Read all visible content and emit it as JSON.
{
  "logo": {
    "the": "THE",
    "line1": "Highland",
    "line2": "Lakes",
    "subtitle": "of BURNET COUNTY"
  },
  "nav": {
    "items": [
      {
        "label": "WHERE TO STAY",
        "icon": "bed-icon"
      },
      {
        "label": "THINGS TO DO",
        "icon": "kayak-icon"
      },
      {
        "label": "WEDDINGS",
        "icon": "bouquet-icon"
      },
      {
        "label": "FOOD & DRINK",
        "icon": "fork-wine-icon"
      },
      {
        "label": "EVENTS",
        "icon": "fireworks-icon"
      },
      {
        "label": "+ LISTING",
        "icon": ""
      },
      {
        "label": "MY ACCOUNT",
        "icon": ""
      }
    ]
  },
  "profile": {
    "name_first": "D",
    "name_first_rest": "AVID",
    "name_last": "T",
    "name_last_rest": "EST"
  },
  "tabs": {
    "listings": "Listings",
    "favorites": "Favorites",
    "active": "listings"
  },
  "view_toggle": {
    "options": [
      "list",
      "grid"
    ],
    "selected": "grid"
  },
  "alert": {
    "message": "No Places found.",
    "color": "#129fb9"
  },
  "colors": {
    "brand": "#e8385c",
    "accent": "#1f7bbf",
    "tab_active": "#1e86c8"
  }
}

──────────

> **GOAL OF THE EXERCISE**
Copy the material above, line for line.

> **EXERCISE RESPONSE**
Read all visible content and emit it as JSON.
{
  "logo": {
    "the": "THE",
    "line1": "Highland",
    "line2": "Lakes",
    "subtitle": "of BURNET COUNTY"
  },
  "nav": {
    "items": [
      {
        "label": "WHERE TO STAY",
        "icon": "bed-icon"
      },
      {
        "label": "THINGS TO DO",
        "icon": "kayak-icon"
      },
      {
        "label": "WEDDINGS",
        "icon": "bouquet-icon"
      },
      {
        "label": "FOOD & DRINK",
        "icon": "fork-wine-icon"
      },
      {
        "label": "EVENTS",
        "icon": "fireworks-icon"
      },
      {
        "label": "+ LISTING",
        "icon": ""
      },
      {
        "label": "MY ACCOUNT",
        "icon": ""
      }
    ]
  },
  "profile": {
    "name_first": "D",
    "name_first_rest": "AVID",
    "name_last": "T",
    "name_last_rest": "EST"
  },
  "tabs": {
    "listings": "Listings",
    "favorites": "Favorites",
    "active": "listings"
  },
  "view_toggle": {
    "options": [
      "list",
      "grid"
    ],
    "selected": "grid"
  },
  "alert": {
    "message": "No Places found.",
    "color": "#129fb9"
  },
  "colors": {
    "brand": "#e8385c",
    "accent": "#1f7bbf",
    "tab_active": "#1e86c8"
  }
}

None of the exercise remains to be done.